Stated task :: How many lines in the records below hold the string "FIXTURES"? Answer with the number alone.

>> start Dataset excerpts

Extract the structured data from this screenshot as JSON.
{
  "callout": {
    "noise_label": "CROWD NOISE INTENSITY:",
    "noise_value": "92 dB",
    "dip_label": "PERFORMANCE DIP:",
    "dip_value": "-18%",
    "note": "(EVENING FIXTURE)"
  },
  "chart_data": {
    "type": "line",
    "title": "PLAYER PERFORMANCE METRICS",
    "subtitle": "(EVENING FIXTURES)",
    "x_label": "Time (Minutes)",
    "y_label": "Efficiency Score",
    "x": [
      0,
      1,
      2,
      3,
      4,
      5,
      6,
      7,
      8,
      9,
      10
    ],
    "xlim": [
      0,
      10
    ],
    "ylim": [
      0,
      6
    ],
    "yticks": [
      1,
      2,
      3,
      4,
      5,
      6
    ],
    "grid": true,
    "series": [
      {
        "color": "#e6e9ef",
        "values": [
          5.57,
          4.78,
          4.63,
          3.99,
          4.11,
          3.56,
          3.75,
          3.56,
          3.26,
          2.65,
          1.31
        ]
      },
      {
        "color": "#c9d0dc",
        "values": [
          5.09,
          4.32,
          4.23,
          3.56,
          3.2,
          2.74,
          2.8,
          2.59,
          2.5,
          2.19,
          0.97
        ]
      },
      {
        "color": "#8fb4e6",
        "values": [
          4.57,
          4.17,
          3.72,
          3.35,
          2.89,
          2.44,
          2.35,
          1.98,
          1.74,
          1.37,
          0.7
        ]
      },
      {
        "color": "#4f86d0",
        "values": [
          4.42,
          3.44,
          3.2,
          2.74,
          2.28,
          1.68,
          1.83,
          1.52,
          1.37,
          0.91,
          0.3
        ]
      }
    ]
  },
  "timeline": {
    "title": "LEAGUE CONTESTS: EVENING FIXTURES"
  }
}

>> end Dataset excerpts

Full output :: 2